▸ **What you will do**
Print, exactly and completely, every entry in the data.

▸ **Supplied records**
------------

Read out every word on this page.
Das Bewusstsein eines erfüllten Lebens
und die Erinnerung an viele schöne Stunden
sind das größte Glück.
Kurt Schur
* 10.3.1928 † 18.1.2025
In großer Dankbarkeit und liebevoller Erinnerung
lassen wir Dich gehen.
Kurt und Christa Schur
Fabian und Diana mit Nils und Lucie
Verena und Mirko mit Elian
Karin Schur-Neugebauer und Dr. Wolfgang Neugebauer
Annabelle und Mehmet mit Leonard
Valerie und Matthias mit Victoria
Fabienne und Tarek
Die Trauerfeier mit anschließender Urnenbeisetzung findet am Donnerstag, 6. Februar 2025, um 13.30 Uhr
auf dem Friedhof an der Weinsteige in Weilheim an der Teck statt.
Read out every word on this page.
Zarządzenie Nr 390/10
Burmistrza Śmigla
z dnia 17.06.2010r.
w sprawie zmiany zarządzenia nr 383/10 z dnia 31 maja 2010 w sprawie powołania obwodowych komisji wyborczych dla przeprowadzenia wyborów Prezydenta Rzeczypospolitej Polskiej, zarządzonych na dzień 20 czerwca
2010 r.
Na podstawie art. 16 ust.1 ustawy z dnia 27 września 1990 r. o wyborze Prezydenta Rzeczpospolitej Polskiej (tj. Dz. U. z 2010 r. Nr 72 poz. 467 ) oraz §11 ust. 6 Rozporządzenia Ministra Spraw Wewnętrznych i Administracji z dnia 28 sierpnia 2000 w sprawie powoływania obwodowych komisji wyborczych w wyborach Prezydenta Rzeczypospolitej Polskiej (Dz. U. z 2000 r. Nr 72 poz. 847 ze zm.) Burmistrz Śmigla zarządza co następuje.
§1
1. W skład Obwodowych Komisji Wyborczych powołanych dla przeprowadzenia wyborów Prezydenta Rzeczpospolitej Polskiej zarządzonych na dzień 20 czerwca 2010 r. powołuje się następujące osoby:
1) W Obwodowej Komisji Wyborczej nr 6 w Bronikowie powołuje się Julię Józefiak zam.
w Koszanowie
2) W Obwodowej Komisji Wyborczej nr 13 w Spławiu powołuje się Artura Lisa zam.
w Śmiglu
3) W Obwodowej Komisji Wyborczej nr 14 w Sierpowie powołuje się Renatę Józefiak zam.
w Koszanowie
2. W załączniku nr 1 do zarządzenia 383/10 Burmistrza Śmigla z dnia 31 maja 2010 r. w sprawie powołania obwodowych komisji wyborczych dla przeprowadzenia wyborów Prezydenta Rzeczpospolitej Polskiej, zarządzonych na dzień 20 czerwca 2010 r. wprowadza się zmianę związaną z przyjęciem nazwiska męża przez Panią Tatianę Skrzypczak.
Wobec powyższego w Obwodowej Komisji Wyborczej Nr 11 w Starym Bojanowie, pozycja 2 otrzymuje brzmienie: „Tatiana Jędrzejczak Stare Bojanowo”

------------

▸ **Output**
Read out every word on this page.
Das Bewusstsein eines erfüllten Lebens
und die Erinnerung an viele schöne Stunden
sind das größte Glück.
Kurt Schur
* 10.3.1928 † 18.1.2025
In großer Dankbarkeit und liebevoller Erinnerung
lassen wir Dich gehen.
Kurt und Christa Schur
Fabian und Diana mit Nils und Lucie
Verena und Mirko mit Elian
Karin Schur-Neugebauer und Dr. Wolfgang Neugebauer
Annabelle und Mehmet mit Leonard
Valerie und Matthias mit Victoria
Fabienne und Tarek
Die Trauerfeier mit anschließender Urnenbeisetzung findet am Donnerstag, 6. Februar 2025, um 13.30 Uhr
auf dem Friedhof an der Weinsteige in Weilheim an der Teck statt.
Read out every word on this page.
Zarządzenie Nr 390/10
Burmistrza Śmigla
z dnia 17.06.2010r.
w sprawie zmiany zarządzenia nr 383/10 z dnia 31 maja 2010 w sprawie powołania obwodowych komisji wyborczych dla przeprowadzenia wyborów Prezydenta Rzeczypospolitej Polskiej, zarządzonych na dzień 20 czerwca
2010 r.
Na podstawie art. 16 ust.1 ustawy z dnia 27 września 1990 r. o wyborze Prezydenta Rzeczpospolitej Polskiej (tj. Dz. U. z 2010 r. Nr 72 poz. 467 ) oraz §11 ust. 6 Rozporządzenia Ministra Spraw Wewnętrznych i Administracji z dnia 28 sierpnia 2000 w sprawie powoływania obwodowych komisji wyborczych w wyborach Prezydenta Rzeczypospolitej Polskiej (Dz. U. z 2000 r. Nr 72 poz. 847 ze zm.) Burmistrz Śmigla zarządza co następuje.
§1
1. W skład Obwodowych Komisji Wyborczych powołanych dla przeprowadzenia wyborów Prezydenta Rzeczpospolitej Polskiej zarządzonych na dzień 20 czerwca 2010 r. powołuje się następujące osoby:
1) W Obwodowej Komisji Wyborczej nr 6 w Bronikowie powołuje się Julię Józefiak zam.
w Koszanowie
2) W Obwodowej Komisji Wyborczej nr 13 w Spławiu powołuje się Artura Lisa zam.
w Śmiglu
3) W Obwodowej Komisji Wyborczej nr 14 w Sierpowie powołuje się Renatę Józefiak zam.
w Koszanowie
2. W załączniku nr 1 do zarządzenia 383/10 Burmistrza Śmigla z dnia 31 maja 2010 r. w sprawie powołania obwodowych komisji wyborczych dla przeprowadzenia wyborów Prezydenta Rzeczpospolitej Polskiej, zarządzonych na dzień 20 czerwca 2010 r. wprowadza się zmianę związaną z przyjęciem nazwiska męża przez Panią Tatianę Skrzypczak.
Wobec powyższego w Obwodowej Komisji Wyborczej Nr 11 w Starym Bojanowie, pozycja 2 otrzymuje brzmienie: „Tatiana Jędrzejczak Stare Bojanowo”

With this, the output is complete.